Input:

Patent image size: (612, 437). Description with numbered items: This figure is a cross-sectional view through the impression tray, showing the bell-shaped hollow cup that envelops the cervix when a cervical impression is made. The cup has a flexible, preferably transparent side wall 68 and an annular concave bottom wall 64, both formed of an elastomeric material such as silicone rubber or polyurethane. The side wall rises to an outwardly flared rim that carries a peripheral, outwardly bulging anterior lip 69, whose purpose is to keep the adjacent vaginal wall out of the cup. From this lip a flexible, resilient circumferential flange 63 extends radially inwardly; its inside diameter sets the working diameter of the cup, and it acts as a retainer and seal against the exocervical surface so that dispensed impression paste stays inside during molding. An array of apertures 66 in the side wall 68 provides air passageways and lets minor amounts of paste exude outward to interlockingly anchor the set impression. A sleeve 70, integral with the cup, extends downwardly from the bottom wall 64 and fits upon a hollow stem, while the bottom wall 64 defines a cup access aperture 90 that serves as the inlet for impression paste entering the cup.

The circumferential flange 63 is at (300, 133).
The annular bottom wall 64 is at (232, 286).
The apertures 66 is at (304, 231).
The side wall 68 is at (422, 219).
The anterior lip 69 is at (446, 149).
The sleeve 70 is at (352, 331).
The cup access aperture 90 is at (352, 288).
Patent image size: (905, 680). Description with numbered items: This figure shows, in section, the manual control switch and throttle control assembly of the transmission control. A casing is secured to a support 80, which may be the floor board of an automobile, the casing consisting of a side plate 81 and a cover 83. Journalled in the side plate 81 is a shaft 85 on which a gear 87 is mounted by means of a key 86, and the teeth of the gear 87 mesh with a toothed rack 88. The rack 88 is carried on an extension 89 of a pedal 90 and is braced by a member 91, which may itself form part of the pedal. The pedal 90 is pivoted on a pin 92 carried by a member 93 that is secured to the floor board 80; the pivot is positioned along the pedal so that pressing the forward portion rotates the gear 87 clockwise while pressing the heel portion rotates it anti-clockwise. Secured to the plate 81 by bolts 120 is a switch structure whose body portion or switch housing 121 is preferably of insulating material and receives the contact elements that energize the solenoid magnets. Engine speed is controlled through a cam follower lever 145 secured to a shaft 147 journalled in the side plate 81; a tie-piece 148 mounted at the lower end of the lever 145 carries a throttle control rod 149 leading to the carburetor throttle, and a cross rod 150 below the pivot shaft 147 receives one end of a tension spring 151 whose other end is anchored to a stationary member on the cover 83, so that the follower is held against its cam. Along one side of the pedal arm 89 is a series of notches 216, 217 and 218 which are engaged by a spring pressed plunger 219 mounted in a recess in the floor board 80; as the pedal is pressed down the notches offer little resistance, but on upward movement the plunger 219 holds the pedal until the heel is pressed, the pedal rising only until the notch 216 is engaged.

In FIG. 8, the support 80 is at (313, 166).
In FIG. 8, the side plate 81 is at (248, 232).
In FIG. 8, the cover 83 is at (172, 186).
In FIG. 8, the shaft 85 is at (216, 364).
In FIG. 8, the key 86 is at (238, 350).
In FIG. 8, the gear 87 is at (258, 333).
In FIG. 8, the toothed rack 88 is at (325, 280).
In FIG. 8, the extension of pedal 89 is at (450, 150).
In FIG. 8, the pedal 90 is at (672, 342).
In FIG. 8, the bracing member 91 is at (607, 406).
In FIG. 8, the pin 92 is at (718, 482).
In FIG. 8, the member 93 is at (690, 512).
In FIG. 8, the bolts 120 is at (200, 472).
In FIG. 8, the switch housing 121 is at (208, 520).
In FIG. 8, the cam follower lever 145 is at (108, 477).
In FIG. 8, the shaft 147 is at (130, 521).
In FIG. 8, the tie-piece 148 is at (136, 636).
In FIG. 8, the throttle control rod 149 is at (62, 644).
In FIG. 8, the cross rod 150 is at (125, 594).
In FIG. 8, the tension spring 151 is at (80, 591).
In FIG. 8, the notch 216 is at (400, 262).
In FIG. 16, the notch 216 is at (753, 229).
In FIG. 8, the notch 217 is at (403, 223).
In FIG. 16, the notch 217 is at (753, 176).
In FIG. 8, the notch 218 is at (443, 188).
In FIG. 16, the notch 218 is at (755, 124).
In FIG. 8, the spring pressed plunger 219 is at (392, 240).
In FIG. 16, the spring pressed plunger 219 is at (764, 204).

Set task: How many lines in the listing above contain the string "apertures"? Matching is case-sensitive; reply with the number alone.

Solved exercise: 2